▶ _EXERCISE BRIEF_
Gather all lines with "Torten" from the records.

▶ _INPUT FOR THIS TASK_
---+---
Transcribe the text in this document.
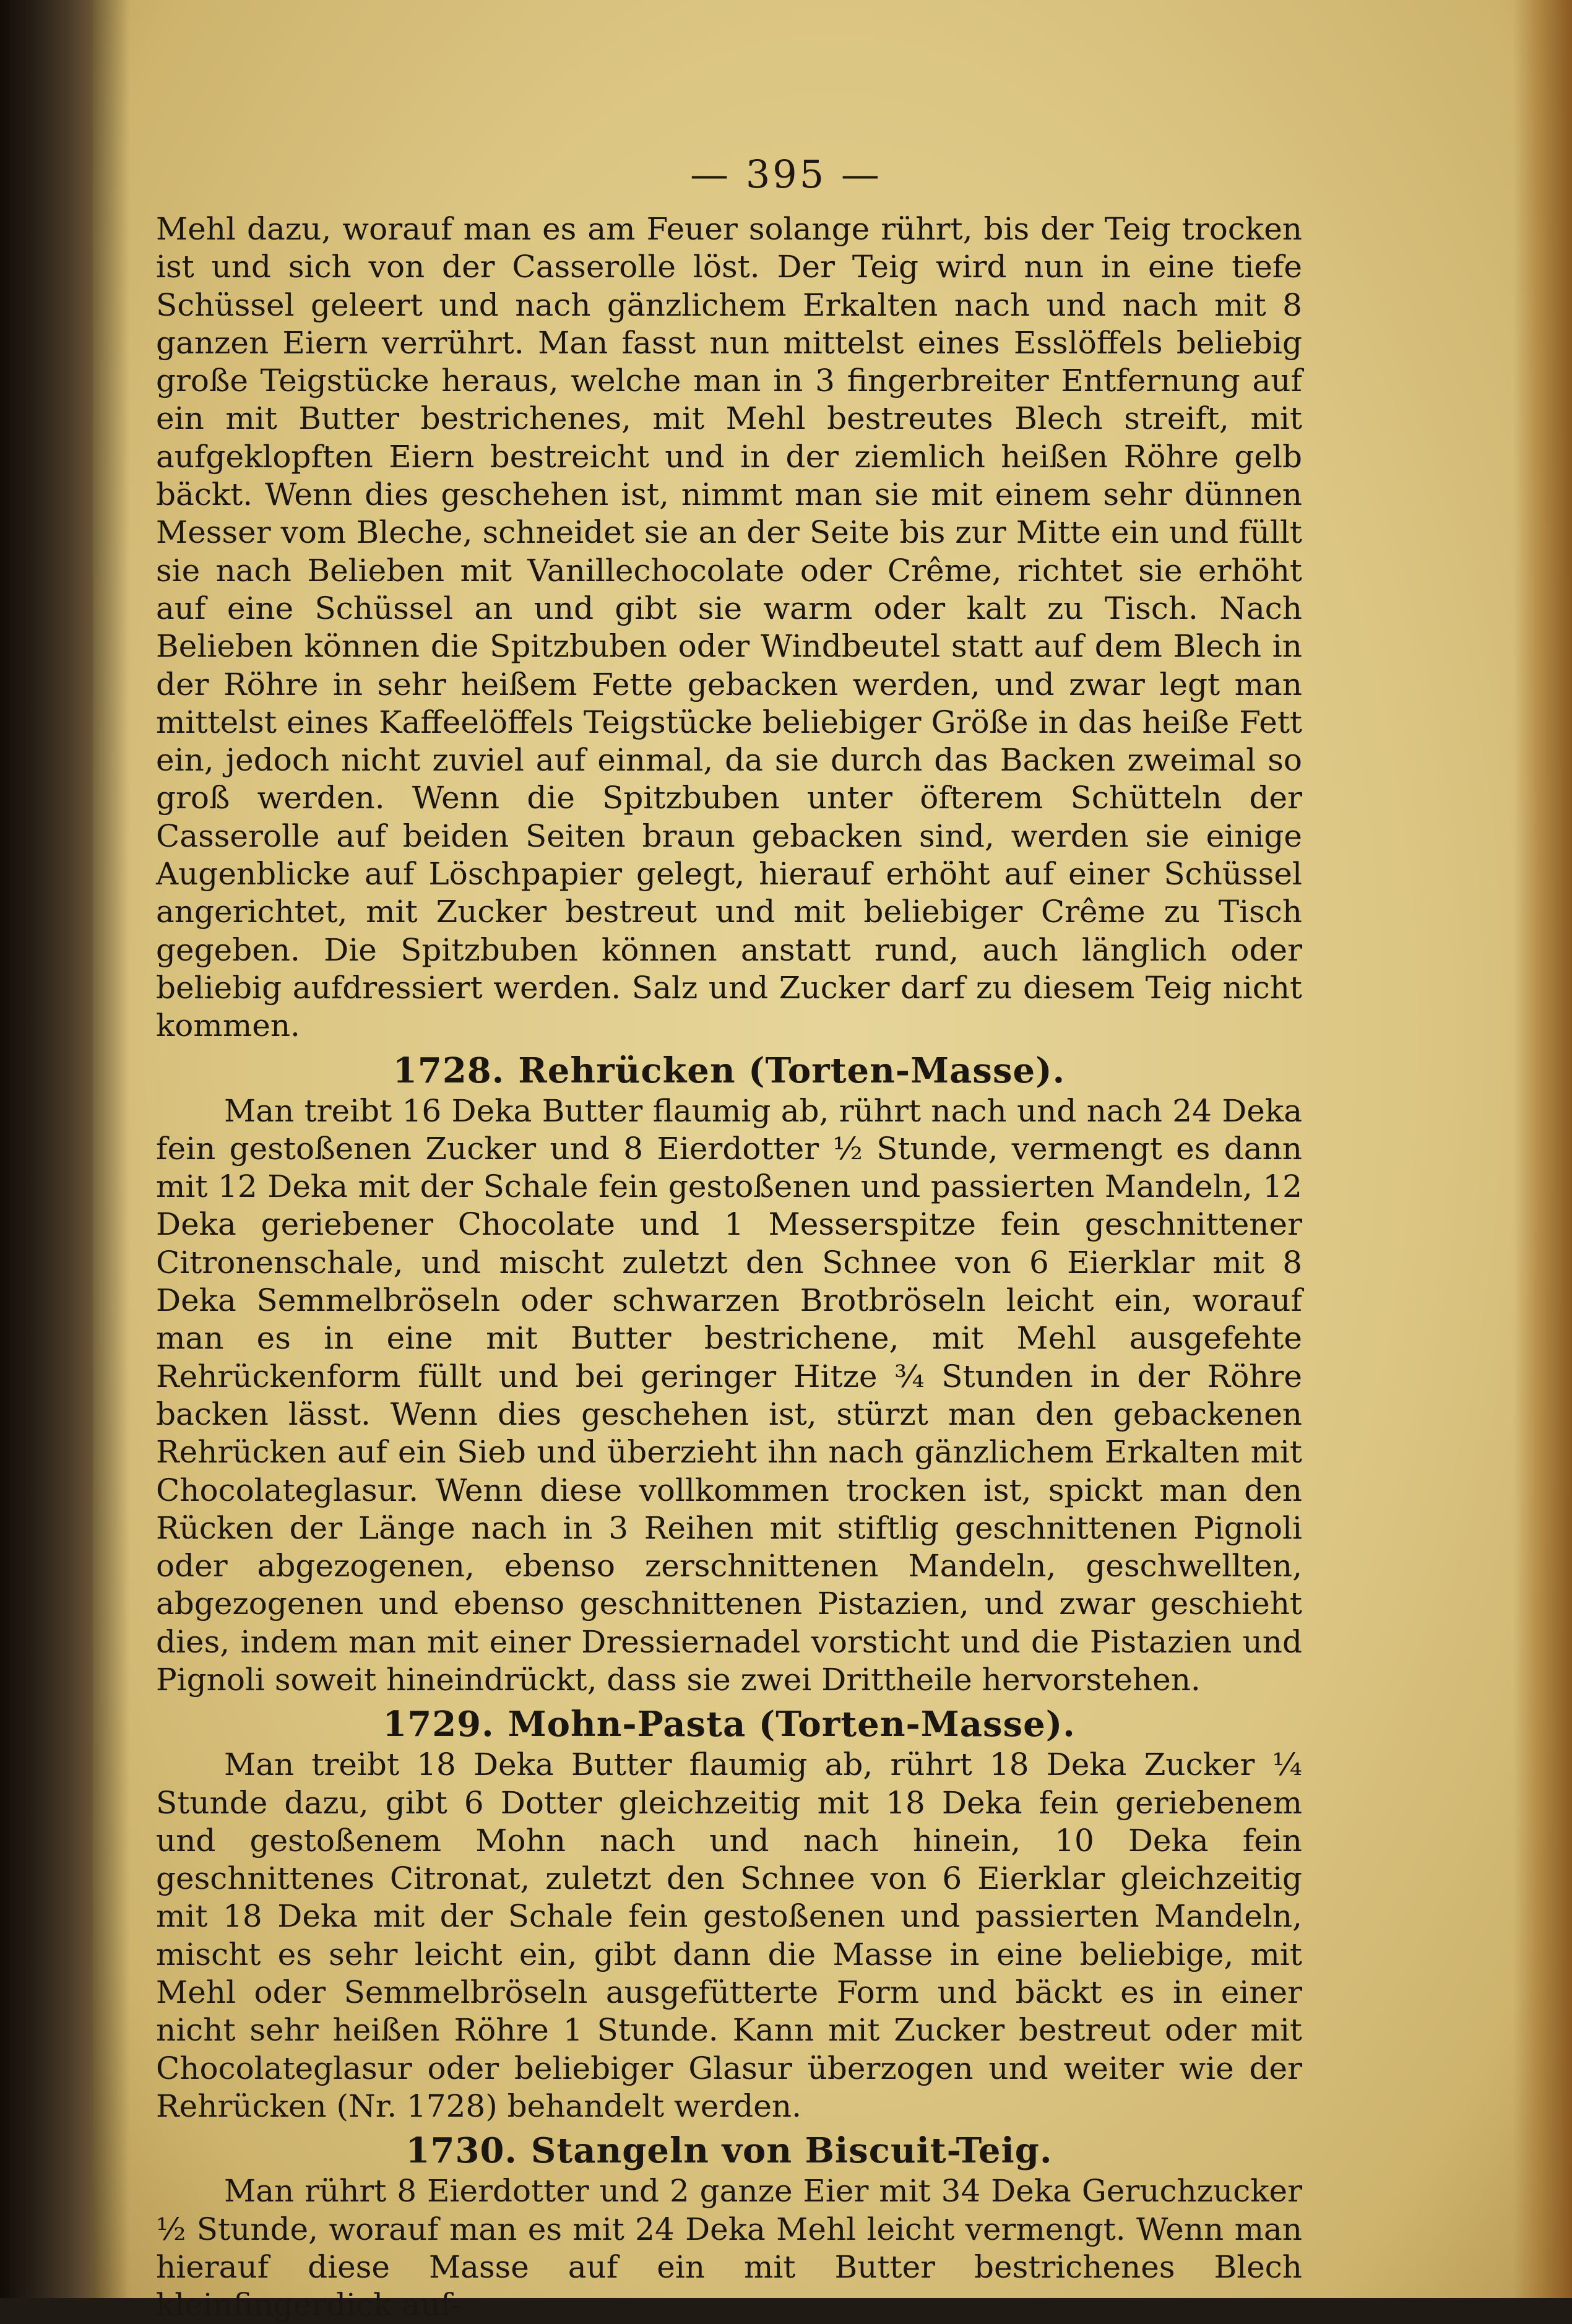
— 395 —

Mehl dazu, worauf man es am Feuer solange rührt, bis der Teig trocken ist und sich von der Casserolle löst. Der Teig wird nun in eine tiefe Schüssel geleert und nach gänzlichem Erkalten nach und nach mit 8 ganzen Eiern verrührt. Man fasst nun mittelst eines Esslöffels beliebig große Teigstücke heraus, welche man in 3 fingerbreiter Entfernung auf ein mit Butter bestrichenes, mit Mehl bestreutes Blech streift, mit aufgeklopften Eiern bestreicht und in der ziemlich heißen Röhre gelb bäckt. Wenn dies geschehen ist, nimmt man sie mit einem sehr dünnen Messer vom Bleche, schneidet sie an der Seite bis zur Mitte ein und füllt sie nach Belieben mit Vanillechocolate oder Crême, richtet sie erhöht auf eine Schüssel an und gibt sie warm oder kalt zu Tisch. Nach Belieben können die Spitzbuben oder Windbeutel statt auf dem Blech in der Röhre in sehr heißem Fette gebacken werden, und zwar legt man mittelst eines Kaffeelöffels Teigstücke beliebiger Größe in das heiße Fett ein, jedoch nicht zuviel auf einmal, da sie durch das Backen zweimal so groß werden. Wenn die Spitzbuben unter öfterem Schütteln der Casserolle auf beiden Seiten braun gebacken sind, werden sie einige Augenblicke auf Löschpapier gelegt, hierauf erhöht auf einer Schüssel angerichtet, mit Zucker bestreut und mit beliebiger Crême zu Tisch gegeben. Die Spitzbuben können anstatt rund, auch länglich oder beliebig aufdressiert werden. Salz und Zucker darf zu diesem Teig nicht kommen.

1728. Rehrücken (Torten-Masse).

Man treibt 16 Deka Butter flaumig ab, rührt nach und nach 24 Deka fein gestoßenen Zucker und 8 Eierdotter ½ Stunde, vermengt es dann mit 12 Deka mit der Schale fein gestoßenen und passierten Mandeln, 12 Deka geriebener Chocolate und 1 Messerspitze fein geschnittener Citronenschale, und mischt zuletzt den Schnee von 6 Eierklar mit 8 Deka Semmelbröseln oder schwarzen Brotbröseln leicht ein, worauf man es in eine mit Butter bestrichene, mit Mehl ausgefehte Rehrückenform füllt und bei geringer Hitze ¾ Stunden in der Röhre backen lässt. Wenn dies geschehen ist, stürzt man den gebackenen Rehrücken auf ein Sieb und überzieht ihn nach gänzlichem Erkalten mit Chocolateglasur. Wenn diese vollkommen trocken ist, spickt man den Rücken der Länge nach in 3 Reihen mit stiftlig geschnittenen Pignoli oder abgezogenen, ebenso zerschnittenen Mandeln, geschwellten, abgezogenen und ebenso geschnittenen Pistazien, und zwar geschieht dies, indem man mit einer Dressiernadel vorsticht und die Pistazien und Pignoli soweit hineindrückt, dass sie zwei Drittheile hervorstehen.

1729. Mohn-Pasta (Torten-Masse).

Man treibt 18 Deka Butter flaumig ab, rührt 18 Deka Zucker ¼ Stunde dazu, gibt 6 Dotter gleichzeitig mit 18 Deka fein geriebenem und gestoßenem Mohn nach und nach hinein, 10 Deka fein geschnittenes Citronat, zuletzt den Schnee von 6 Eierklar gleichzeitig mit 18 Deka mit der Schale fein gestoßenen und passierten Mandeln, mischt es sehr leicht ein, gibt dann die Masse in eine beliebige, mit Mehl oder Semmelbröseln ausgefütterte Form und bäckt es in einer nicht sehr heißen Röhre 1 Stunde. Kann mit Zucker bestreut oder mit Chocolateglasur oder beliebiger Glasur überzogen und weiter wie der Rehrücken (Nr. 1728) behandelt werden.

1730. Stangeln von Biscuit-Teig.

Man rührt 8 Eierdotter und 2 ganze Eier mit 34 Deka Geruchzucker ½ Stunde, worauf man es mit 24 Deka Mehl leicht vermengt. Wenn man hierauf diese Masse auf ein mit Butter bestrichenes Blech kleinfingerdick auf-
---+---
▶ _FINISHED TASK_
1728. Rehrücken (Torten-Masse).
1729. Mohn-Pasta (Torten-Masse).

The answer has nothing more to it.